WRITTEN REQUEST —
Restate the complete material exactly.

────

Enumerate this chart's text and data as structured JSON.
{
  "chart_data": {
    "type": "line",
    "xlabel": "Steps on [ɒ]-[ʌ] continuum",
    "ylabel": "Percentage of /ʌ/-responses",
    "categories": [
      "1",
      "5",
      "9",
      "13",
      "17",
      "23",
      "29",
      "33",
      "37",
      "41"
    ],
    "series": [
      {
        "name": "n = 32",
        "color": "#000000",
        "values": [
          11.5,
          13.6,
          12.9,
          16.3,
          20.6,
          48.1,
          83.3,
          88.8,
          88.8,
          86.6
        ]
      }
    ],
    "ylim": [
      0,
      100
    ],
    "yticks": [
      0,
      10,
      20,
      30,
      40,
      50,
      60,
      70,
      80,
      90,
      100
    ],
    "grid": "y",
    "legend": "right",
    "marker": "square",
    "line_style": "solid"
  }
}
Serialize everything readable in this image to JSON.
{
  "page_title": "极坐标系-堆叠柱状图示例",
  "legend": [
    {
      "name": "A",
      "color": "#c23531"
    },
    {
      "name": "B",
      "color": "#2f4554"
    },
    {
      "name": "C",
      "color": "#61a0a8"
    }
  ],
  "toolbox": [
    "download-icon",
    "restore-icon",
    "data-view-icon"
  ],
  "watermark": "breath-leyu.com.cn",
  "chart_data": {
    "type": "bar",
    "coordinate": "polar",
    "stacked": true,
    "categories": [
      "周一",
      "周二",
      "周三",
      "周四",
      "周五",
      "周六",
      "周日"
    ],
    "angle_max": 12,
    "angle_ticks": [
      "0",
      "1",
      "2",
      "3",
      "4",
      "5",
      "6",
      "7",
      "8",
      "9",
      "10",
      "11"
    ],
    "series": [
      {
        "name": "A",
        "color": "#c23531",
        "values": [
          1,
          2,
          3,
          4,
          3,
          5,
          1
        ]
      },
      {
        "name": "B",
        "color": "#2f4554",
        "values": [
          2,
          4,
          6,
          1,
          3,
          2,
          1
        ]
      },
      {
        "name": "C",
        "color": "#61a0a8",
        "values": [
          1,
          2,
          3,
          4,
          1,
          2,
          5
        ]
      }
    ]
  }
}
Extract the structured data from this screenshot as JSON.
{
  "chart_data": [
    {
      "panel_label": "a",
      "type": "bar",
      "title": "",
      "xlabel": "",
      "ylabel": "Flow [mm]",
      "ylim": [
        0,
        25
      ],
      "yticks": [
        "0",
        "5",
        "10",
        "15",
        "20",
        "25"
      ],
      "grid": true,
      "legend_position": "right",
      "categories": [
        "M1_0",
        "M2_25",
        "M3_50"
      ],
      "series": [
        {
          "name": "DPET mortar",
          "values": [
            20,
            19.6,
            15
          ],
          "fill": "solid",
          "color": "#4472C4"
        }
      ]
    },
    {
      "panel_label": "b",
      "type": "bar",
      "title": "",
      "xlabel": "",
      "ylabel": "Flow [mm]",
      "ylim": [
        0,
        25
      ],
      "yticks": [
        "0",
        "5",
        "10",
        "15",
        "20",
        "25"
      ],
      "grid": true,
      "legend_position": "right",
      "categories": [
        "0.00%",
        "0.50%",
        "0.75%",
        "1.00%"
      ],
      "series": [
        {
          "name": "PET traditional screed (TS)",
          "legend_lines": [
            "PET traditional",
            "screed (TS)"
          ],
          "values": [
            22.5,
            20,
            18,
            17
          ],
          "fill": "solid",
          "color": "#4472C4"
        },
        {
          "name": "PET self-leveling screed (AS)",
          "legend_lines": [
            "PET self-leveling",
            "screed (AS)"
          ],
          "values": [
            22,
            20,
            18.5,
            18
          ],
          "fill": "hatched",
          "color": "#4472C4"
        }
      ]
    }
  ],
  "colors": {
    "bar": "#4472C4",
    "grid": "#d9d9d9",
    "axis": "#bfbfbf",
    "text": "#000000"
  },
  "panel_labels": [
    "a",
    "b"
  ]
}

────

TASK OUTPUT —
Enumerate this chart's text and data as structured JSON.
{
  "chart_data": {
    "type": "line",
    "xlabel": "Steps on [ɒ]-[ʌ] continuum",
    "ylabel": "Percentage of /ʌ/-responses",
    "categories": [
      "1",
      "5",
      "9",
      "13",
      "17",
      "23",
      "29",
      "33",
      "37",
      "41"
    ],
    "series": [
      {
        "name": "n = 32",
        "color": "#000000",
        "values": [
          11.5,
          13.6,
          12.9,
          16.3,
          20.6,
          48.1,
          83.3,
          88.8,
          88.8,
          86.6
        ]
      }
    ],
    "ylim": [
      0,
      100
    ],
    "yticks": [
      0,
      10,
      20,
      30,
      40,
      50,
      60,
      70,
      80,
      90,
      100
    ],
    "grid": "y",
    "legend": "right",
    "marker": "square",
    "line_style": "solid"
  }
}
Serialize everything readable in this image to JSON.
{
  "page_title": "极坐标系-堆叠柱状图示例",
  "legend": [
    {
      "name": "A",
      "color": "#c23531"
    },
    {
      "name": "B",
      "color": "#2f4554"
    },
    {
      "name": "C",
      "color": "#61a0a8"
    }
  ],
  "toolbox": [
    "download-icon",
    "restore-icon",
    "data-view-icon"
  ],
  "watermark": "breath-leyu.com.cn",
  "chart_data": {
    "type": "bar",
    "coordinate": "polar",
    "stacked": true,
    "categories": [
      "周一",
      "周二",
      "周三",
      "周四",
      "周五",
      "周六",
      "周日"
    ],
    "angle_max": 12,
    "angle_ticks": [
      "0",
      "1",
      "2",
      "3",
      "4",
      "5",
      "6",
      "7",
      "8",
      "9",
      "10",
      "11"
    ],
    "series": [
      {
        "name": "A",
        "color": "#c23531",
        "values": [
          1,
          2,
          3,
          4,
          3,
          5,
          1
        ]
      },
      {
        "name": "B",
        "color": "#2f4554",
        "values": [
          2,
          4,
          6,
          1,
          3,
          2,
          1
        ]
      },
      {
        "name": "C",
        "color": "#61a0a8",
        "values": [
          1,
          2,
          3,
          4,
          1,
          2,
          5
        ]
      }
    ]
  }
}
Extract the structured data from this screenshot as JSON.
{
  "chart_data": [
    {
      "panel_label": "a",
      "type": "bar",
      "title": "",
      "xlabel": "",
      "ylabel": "Flow [mm]",
      "ylim": [
        0,
        25
      ],
      "yticks": [
        "0",
        "5",
        "10",
        "15",
        "20",
        "25"
      ],
      "grid": true,
      "legend_position": "right",
      "categories": [
        "M1_0",
        "M2_25",
        "M3_50"
      ],
      "series": [
        {
          "name": "DPET mortar",
          "values": [
            20,
            19.6,
            15
          ],
          "fill": "solid",
          "color": "#4472C4"
        }
      ]
    },
    {
      "panel_label": "b",
      "type": "bar",
      "title": "",
      "xlabel": "",
      "ylabel": "Flow [mm]",
      "ylim": [
        0,
        25
      ],
      "yticks": [
        "0",
        "5",
        "10",
        "15",
        "20",
        "25"
      ],
      "grid": true,
      "legend_position": "right",
      "categories": [
        "0.00%",
        "0.50%",
        "0.75%",
        "1.00%"
      ],
      "series": [
        {
          "name": "PET traditional screed (TS)",
          "legend_lines": [
            "PET traditional",
            "screed (TS)"
          ],
          "values": [
            22.5,
            20,
            18,
            17
          ],
          "fill": "solid",
          "color": "#4472C4"
        },
        {
          "name": "PET self-leveling screed (AS)",
          "legend_lines": [
            "PET self-leveling",
            "screed (AS)"
          ],
          "values": [
            22,
            20,
            18.5,
            18
          ],
          "fill": "hatched",
          "color": "#4472C4"
        }
      ]
    }
  ],
  "colors": {
    "bar": "#4472C4",
    "grid": "#d9d9d9",
    "axis": "#bfbfbf",
    "text": "#000000"
  },
  "panel_labels": [
    "a",
    "b"
  ]
}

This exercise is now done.